» **Goal of the exercise**: Of the lines in the entries below, state how many hold the word "Instalación". Say nothing else.

» **Provided information**:
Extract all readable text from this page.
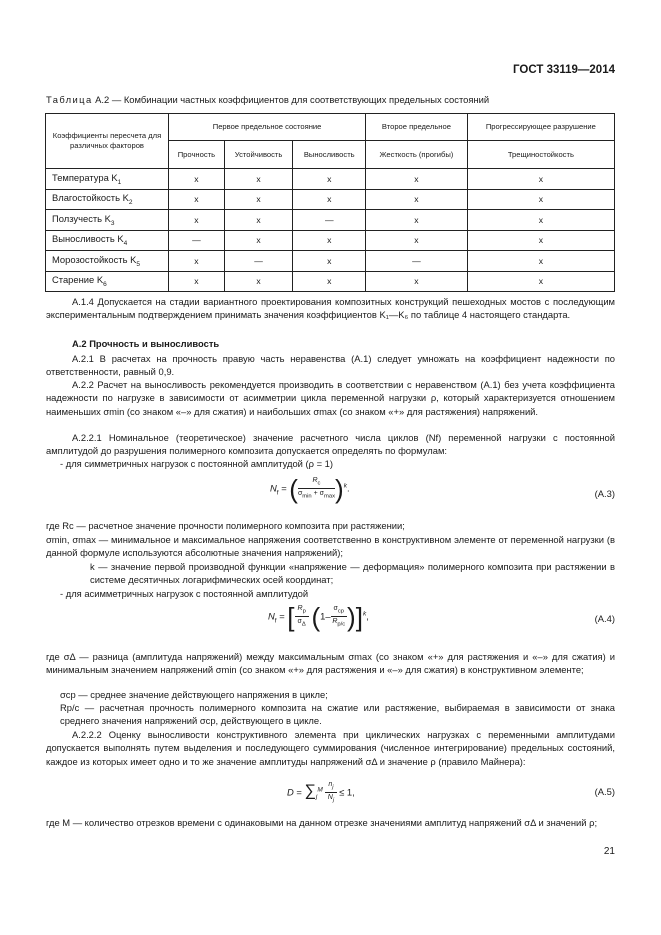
ГОСТ 33119—2014
Таблица А.2 — Комбинации частных коэффициентов для соответствующих предельных состояний
Коэффициенты пересчета для различных факторов	Первое предельное состояние			Второе предельное	Прогрессирующее разрушение
	Прочность	Устойчивость	Выносливость	Жесткость (прогибы)	Трещиностойкость
Температура $K_1$	x	x	x	x	x
Влагостойкость $K_2$	x	x	x	x	x
Ползучесть $K_3$	x	x	—	x	x
Выносливость $K_4$	—	x	x	x	x
Морозостойкость $K_5$	x	—	x	—	x
Старение $K_6$	x	x	x	x	x
А.1.4 Допускается на стадии вариантного проектирования композитных конструкций пешеходных мостов с последующим экспериментальным подтверждением принимать значения коэффициентов K₁—K₆ по таблице 4 настоящего стандарта.
А.2 Прочность и выносливость
А.2.1 В расчетах на прочность правую часть неравенства (А.1) следует умножать на коэффициент надежности по ответственности, равный 0,9.
А.2.2 Расчет на выносливость рекомендуется производить в соответствии с неравенством (А.1) без учета коэффициента надежности по нагрузке в зависимости от асимметрии цикла переменной нагрузки ρ, который характеризуется отношением наименьших σmin (со знаком «–» для сжатия) и наибольших σmax (со знаком «+» для растяжения) напряжений.
А.2.2.1 Номинальное (теоретическое) значение расчетного числа циклов (Nf) переменной нагрузки с постоянной амплитудой до разрушения полимерного композита допускается определять по формулам:
- для симметричных нагрузок с постоянной амплитудой (ρ = 1)
$N_f$ = ( $\frac{R_c}{\sigma_{min} + \sigma_{max}} )^k$.
(А.3)
где Rc — расчетное значение прочности полимерного композита при растяжении;
σmin, σmax — минимальное и максимальное напряжения соответственно в конструктивном элементе от переменной нагрузки (в данной формуле используются абсолютные значения напряжений);
k — значение первой производной функции «напряжение — деформация» полимерного композита при растяжении в системе десятичных логарифмических осей координат;
- для асимметричных нагрузок с постоянной амплитудой
$N_f$ = [ $\frac{R_p}{\sigma_\Delta} (1- \frac{\sigma_{cp}}{R_{p/c}} )]^k$,	(А.4)
где σΔ — разница (амплитуда напряжений) между максимальным σmax (со знаком «+» для растяжения и «–» для сжатия) и минимальным значением напряжений σmin (со знаком «+» для растяжения и «–» для сжатия) в конструктивном элементе;
σср — среднее значение действующего напряжения в цикле;
Rp/c — расчетная прочность полимерного композита на сжатие или растяжение, выбираемая в зависимости от знака среднего значения напряжений σср, действующего в цикле.
А.2.2.2 Оценку выносливости конструктивного элемента при циклических нагрузках с переменными амплитудами допускается выполнять путем выделения и последующего суммирования (численное интегрирование) предельных состояний, каждое из которых имеет одно и то же значение амплитуды напряжений σΔ и значение ρ (правило Майнера):
$D = \sum_j^M \frac{n_j}{N_j} \le 1$,	(А.5)
где M — количество отрезков времени с одинаковыми на данном отрезке значениями амплитуд напряжений σΔ и значений ρ;
21
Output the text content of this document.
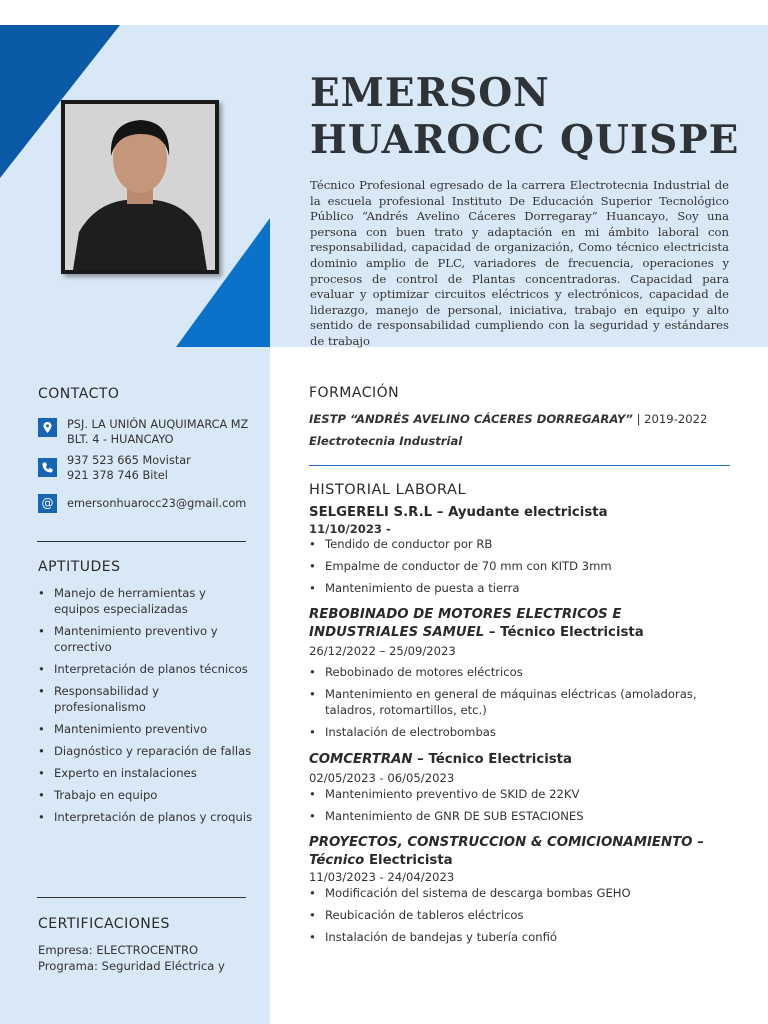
EMERSON
HUAROCC QUISPE
Técnico Profesional egresado de la carrera Electrotecnia Industrial de la escuela profesional Instituto De Educación Superior Tecnológico Público “Andrés Avelino Cáceres Dorregaray” Huancayo, Soy una persona con buen trato y adaptación en mi ámbito laboral con responsabilidad, capacidad de organización, Como técnico electricista dominio amplio de PLC, variadores de frecuencia, operaciones y procesos de control de Plantas concentradoras. Capacidad para evaluar y optimizar circuitos eléctricos y electrónicos, capacidad de liderazgo, manejo de personal, iniciativa, trabajo en equipo y alto sentido de responsabilidad cumpliendo con la seguridad y estándares de trabajo
CONTACTO
PSJ. LA UNIÓN AUQUIMARCA MZ BLT. 4 - HUANCAYO
937 523 665 Movistar
921 378 746 Bitel
@	emersonhuarocc23@gmail.com
APTITUDES
• Manejo de herramientas y equipos especializadas
• Mantenimiento preventivo y correctivo
• Interpretación de planos técnicos
• Responsabilidad y profesionalismo
• Mantenimiento preventivo
• Diagnóstico y reparación de fallas
• Experto en instalaciones
• Trabajo en equipo
• Interpretación de planos y croquis
CERTIFICACIONES
Empresa: ELECTROCENTRO
Programa: Seguridad Eléctrica y
FORMACIÓN
IESTP “ANDRÉS AVELINO CÁCERES DORREGARAY” | 2019-2022
Electrotecnia Industrial
HISTORIAL LABORAL
SELGERELI S.R.L – Ayudante electricista
11/10/2023 -
• Tendido de conductor por RB
• Empalme de conductor de 70 mm con KITD 3mm
• Mantenimiento de puesta a tierra
REBOBINADO DE MOTORES ELECTRICOS E INDUSTRIALES SAMUEL – Técnico Electricista
26/12/2022 – 25/09/2023
• Rebobinado de motores eléctricos
• Mantenimiento en general de máquinas eléctricas (amoladoras, taladros, rotomartillos, etc.)
• Instalación de electrobombas
COMCERTRAN – Técnico Electricista
02/05/2023 - 06/05/2023
• Mantenimiento preventivo de SKID de 22KV
• Mantenimiento de GNR DE SUB ESTACIONES
PROYECTOS, CONSTRUCCION & COMICIONAMIENTO –
Técnico Electricista
11/03/2023 - 24/04/2023
• Modificación del sistema de descarga bombas GEHO
• Reubicación de tableros eléctricos
• Instalación de bandejas y tubería confió
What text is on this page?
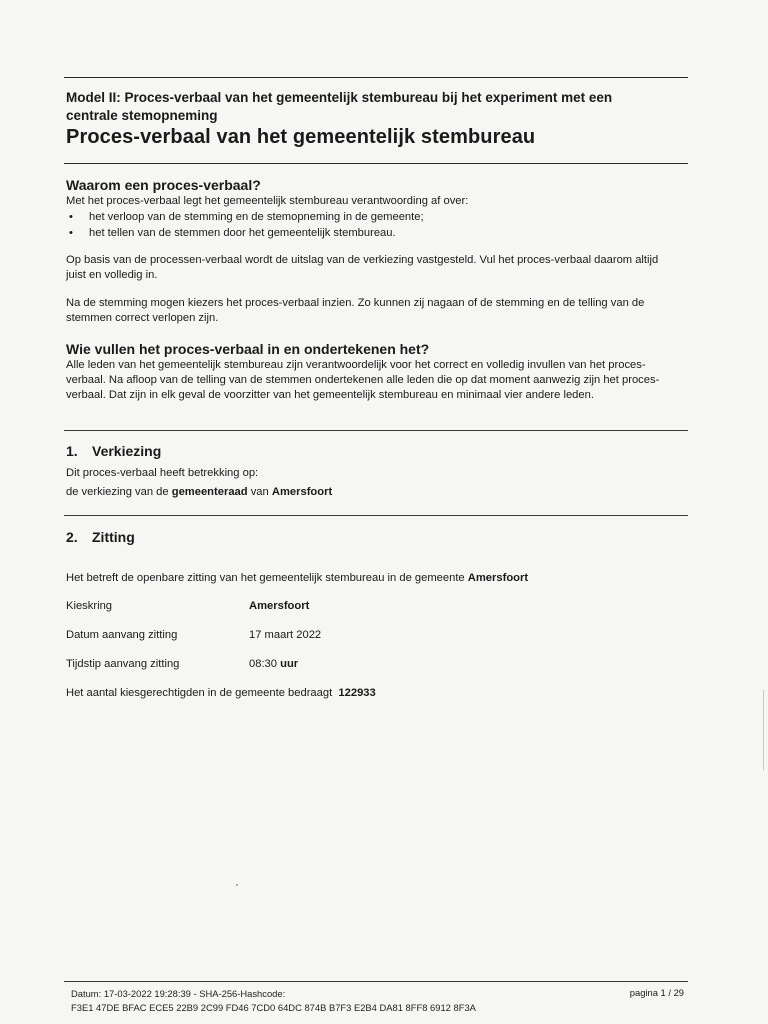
Model II: Proces-verbaal van het gemeentelijk stembureau bij het experiment met een centrale stemopneming
Proces-verbaal van het gemeentelijk stembureau
Waarom een proces-verbaal?
Met het proces-verbaal legt het gemeentelijk stembureau verantwoording af over:
• het verloop van de stemming en de stemopneming in de gemeente;
• het tellen van de stemmen door het gemeentelijk stembureau.
Op basis van de processen-verbaal wordt de uitslag van de verkiezing vastgesteld. Vul het proces-verbaal daarom altijd juist en volledig in.
Na de stemming mogen kiezers het proces-verbaal inzien. Zo kunnen zij nagaan of de stemming en de telling van de stemmen correct verlopen zijn.
Wie vullen het proces-verbaal in en ondertekenen het?
Alle leden van het gemeentelijk stembureau zijn verantwoordelijk voor het correct en volledig invullen van het proces-verbaal. Na afloop van de telling van de stemmen ondertekenen alle leden die op dat moment aanwezig zijn het proces-verbaal. Dat zijn in elk geval de voorzitter van het gemeentelijk stembureau en minimaal vier andere leden.
1. Verkiezing
Dit proces-verbaal heeft betrekking op:
de verkiezing van de gemeenteraad van Amersfoort
2. Zitting
Het betreft de openbare zitting van het gemeentelijk stembureau in de gemeente Amersfoort
Kieskring	Amersfoort
Datum aanvang zitting	17 maart 2022
Tijdstip aanvang zitting	08:30 uur
Het aantal kiesgerechtigden in de gemeente bedraagt 122933
Datum: 17-03-2022 19:28:39 - SHA-256-Hashcode:
F3E1 47DE BFAC ECE5 22B9 2C99 FD46 7CD0 64DC 874B B7F3 E2B4 DA81 8FF8 6912 8F3A
pagina 1 / 29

» **Response**: 2